■ EXERCISE DIRECTIONS ■
Copy each line that has the string "with" somewhere in it.

[Dataset entries on figures]
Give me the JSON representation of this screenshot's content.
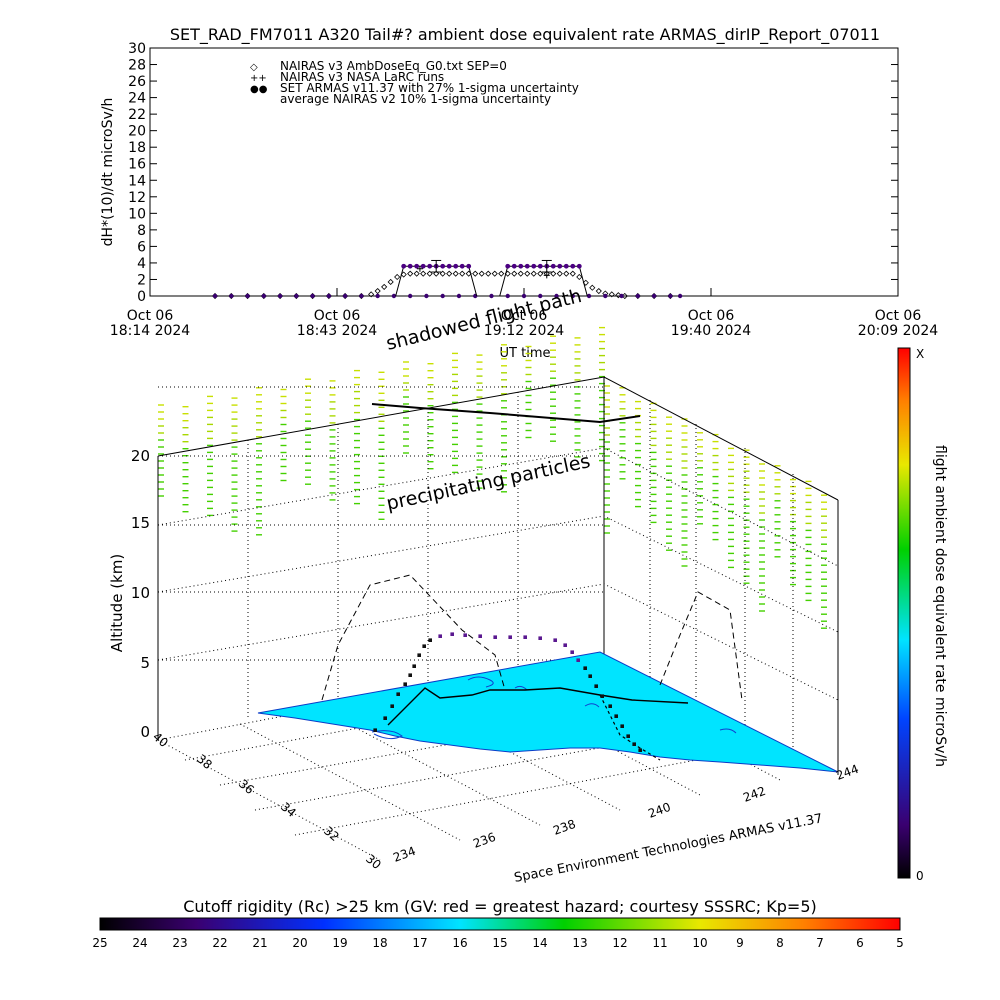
{
  "chart_data": [
    {
      "type": "scatter",
      "title": "SET_RAD_FM7011  A320 Tail#? ambient dose equivalent rate ARMAS_dirIP_Report_07011",
      "ylabel": "dH*(10)/dt microSv/h",
      "xlabel": "UT time",
      "ylim": [
        0,
        30
      ],
      "yticks": [
        "0",
        "2",
        "4",
        "6",
        "8",
        "10",
        "12",
        "14",
        "16",
        "18",
        "20",
        "22",
        "24",
        "26",
        "28",
        "30"
      ],
      "xticks": [
        {
          "line1": "Oct 06",
          "line2": "18:14 2024"
        },
        {
          "line1": "Oct 06",
          "line2": "18:43 2024"
        },
        {
          "line1": "Oct 06",
          "line2": "19:12 2024"
        },
        {
          "line1": "Oct 06",
          "line2": "19:40 2024"
        },
        {
          "line1": "Oct 06",
          "line2": "20:09 2024"
        }
      ],
      "x_unit": "minutes after 18:14 UT",
      "legend": [
        {
          "symbol": "◇",
          "label": "NAIRAS v3 AmbDoseEq_G0.txt SEP=0"
        },
        {
          "symbol": "++",
          "label": "NAIRAS v3 NASA LaRC runs"
        },
        {
          "symbol": "●●",
          "label": "SET ARMAS v11.37 with 27% 1-sigma uncertainty"
        },
        {
          "symbol": "",
          "label": "average NAIRAS v2 10% 1-sigma uncertainty"
        }
      ],
      "series": [
        {
          "name": "NAIRAS v3 AmbDoseEq_G0.txt SEP=0",
          "color": "#000000",
          "x": [
            20,
            25,
            30,
            35,
            40,
            45,
            50,
            55,
            60,
            65,
            68,
            70,
            72,
            74,
            76,
            78,
            80,
            82,
            84,
            86,
            88,
            90,
            92,
            94,
            96,
            98,
            100,
            102,
            104,
            106,
            108,
            110,
            112,
            114,
            116,
            118,
            120,
            122,
            124,
            126,
            128,
            130,
            132,
            134,
            136,
            138,
            140,
            142,
            144,
            146,
            150,
            155,
            160
          ],
          "y": [
            0,
            0,
            0,
            0,
            0,
            0,
            0,
            0,
            0,
            0,
            0.2,
            0.6,
            1.1,
            1.7,
            2.3,
            2.6,
            2.7,
            2.7,
            2.7,
            2.7,
            2.7,
            2.7,
            2.7,
            2.7,
            2.7,
            2.7,
            2.7,
            2.7,
            2.7,
            2.7,
            2.7,
            2.7,
            2.7,
            2.7,
            2.7,
            2.7,
            2.7,
            2.7,
            2.7,
            2.7,
            2.7,
            2.7,
            2.3,
            1.6,
            1.0,
            0.6,
            0.3,
            0.2,
            0.1,
            0,
            0,
            0,
            0
          ]
        },
        {
          "name": "SET ARMAS v11.37 with 27% 1-sigma uncertainty",
          "color": "#4b0082",
          "x": [
            20,
            25,
            30,
            35,
            40,
            45,
            50,
            55,
            60,
            65,
            70,
            75,
            80,
            85,
            90,
            95,
            100,
            105,
            110,
            115,
            120,
            125,
            130,
            135,
            140,
            145,
            150,
            155,
            160,
            163
          ],
          "y": [
            0,
            0,
            0,
            0,
            0,
            0,
            0,
            0,
            0,
            0,
            0,
            0,
            0,
            0,
            0,
            0,
            0,
            0,
            0,
            0,
            0,
            0,
            0,
            0,
            0,
            0,
            0,
            0,
            0,
            0
          ]
        },
        {
          "name": "SET ARMAS plateau 1",
          "color": "#4b0082",
          "x": [
            78,
            80,
            82,
            84,
            86,
            88,
            90,
            92,
            94,
            96,
            98
          ],
          "y": [
            3.6,
            3.6,
            3.6,
            3.6,
            3.6,
            3.6,
            3.6,
            3.6,
            3.6,
            3.6,
            3.6
          ]
        },
        {
          "name": "SET ARMAS plateau 2",
          "color": "#4b0082",
          "x": [
            110,
            112,
            114,
            116,
            118,
            120,
            122,
            124,
            126,
            128,
            130,
            132
          ],
          "y": [
            3.6,
            3.6,
            3.6,
            3.6,
            3.6,
            3.6,
            3.6,
            3.6,
            3.6,
            3.6,
            3.6,
            3.6
          ]
        },
        {
          "name": "NAIRAS v3 NASA LaRC runs",
          "color": "#000000",
          "x": [
            83,
            122
          ],
          "y": [
            3.3,
            2.5
          ]
        }
      ]
    },
    {
      "type": "scatter",
      "title": "3D flight path with cutoff rigidity map",
      "zlabel": "Altitude (km)",
      "zticks": [
        "0",
        "5",
        "10",
        "15",
        "20"
      ],
      "lat_ticks": [
        "30",
        "32",
        "34",
        "36",
        "38",
        "40"
      ],
      "lon_ticks": [
        "234",
        "236",
        "238",
        "240",
        "242",
        "244"
      ],
      "annotations": [
        "shadowed flight path",
        "precipitating particles"
      ],
      "credit": "Space Environment Technologies ARMAS v11.37",
      "dose_colorbar": {
        "label": "flight ambient dose equivalent rate microSv/h",
        "top": "X",
        "bottom": "0"
      },
      "rigidity_colorbar": {
        "label": "Cutoff rigidity (Rc) >25 km (GV: red = greatest hazard; courtesy SSSRC; Kp=5)",
        "ticks": [
          "25",
          "24",
          "23",
          "22",
          "21",
          "20",
          "19",
          "18",
          "17",
          "16",
          "15",
          "14",
          "13",
          "12",
          "11",
          "10",
          "9",
          "8",
          "7",
          "6",
          "5"
        ]
      }
    }
  ],
  "colors": {
    "surface": "#00e4ff",
    "particles": "#8cd400",
    "flight": "#3c0070",
    "path": "#000000"
  }
}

■ EXERCISE OUTPUT ■
          "label": "SET ARMAS v11.37 with 27% 1-sigma uncertainty"
          "name": "SET ARMAS v11.37 with 27% 1-sigma uncertainty",
      "title": "3D flight path with cutoff rigidity map",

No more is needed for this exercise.